§ TASK TO CARRY OUT:
Leaving out the pictures, transcribe all of the records faithfully.
## Begin EXCERPTED DATA
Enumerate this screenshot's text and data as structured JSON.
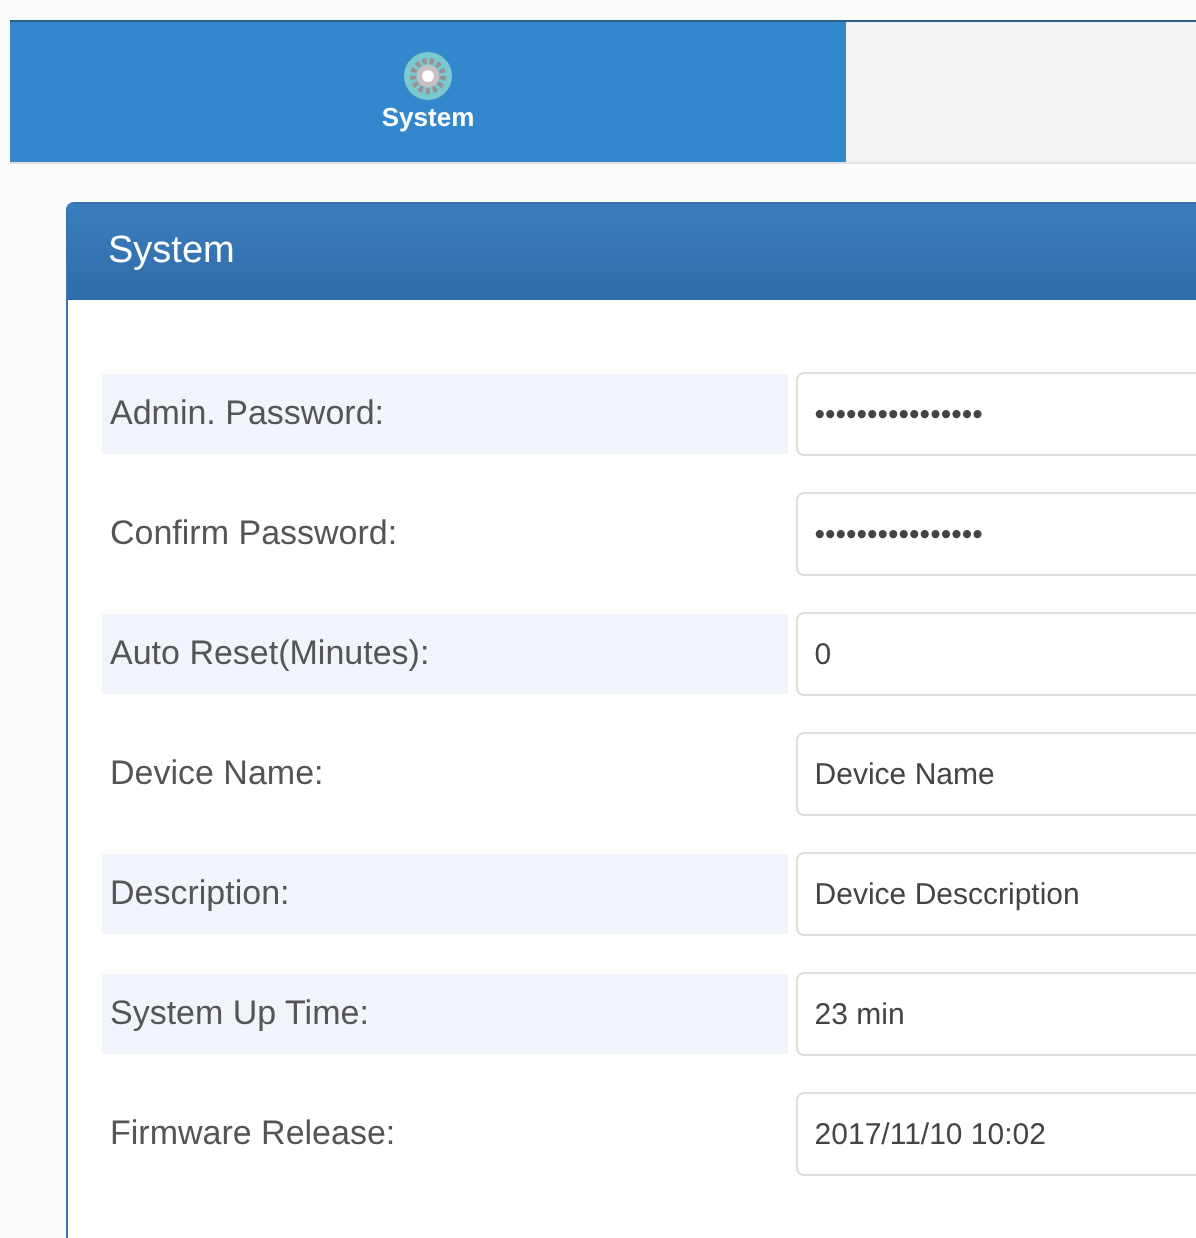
{
  "nav": [
    {
      "label": "System",
      "selected": true
    }
  ],
  "panel": {
    "title": "System",
    "fields": [
      {
        "label": "Admin. Password:",
        "value": "••••••••••••••••",
        "highlighted": true
      },
      {
        "label": "Confirm Password:",
        "value": "••••••••••••••••",
        "highlighted": false
      },
      {
        "label": "Auto Reset(Minutes):",
        "value": "0",
        "highlighted": true
      },
      {
        "label": "Device Name:",
        "value": "Device Name",
        "highlighted": false
      },
      {
        "label": "Description:",
        "value": "Device Desccription",
        "highlighted": true
      },
      {
        "label": "System Up Time:",
        "value": "23 min",
        "highlighted": true
      },
      {
        "label": "Firmware Release:",
        "value": "2017/11/10 10:02",
        "highlighted": false
      }
    ]
  }
}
## End EXCERPTED DATA
§ TASK RESULT:
Enumerate this screenshot's text and data as structured JSON.
{
  "nav": [
    {
      "label": "System",
      "selected": true
    }
  ],
  "panel": {
    "title": "System",
    "fields": [
      {
        "label": "Admin. Password:",
        "value": "••••••••••••••••",
        "highlighted": true
      },
      {
        "label": "Confirm Password:",
        "value": "••••••••••••••••",
        "highlighted": false
      },
      {
        "label": "Auto Reset(Minutes):",
        "value": "0",
        "highlighted": true
      },
      {
        "label": "Device Name:",
        "value": "Device Name",
        "highlighted": false
      },
      {
        "label": "Description:",
        "value": "Device Desccription",
        "highlighted": true
      },
      {
        "label": "System Up Time:",
        "value": "23 min",
        "highlighted": true
      },
      {
        "label": "Firmware Release:",
        "value": "2017/11/10 10:02",
        "highlighted": false
      }
    ]
  }
}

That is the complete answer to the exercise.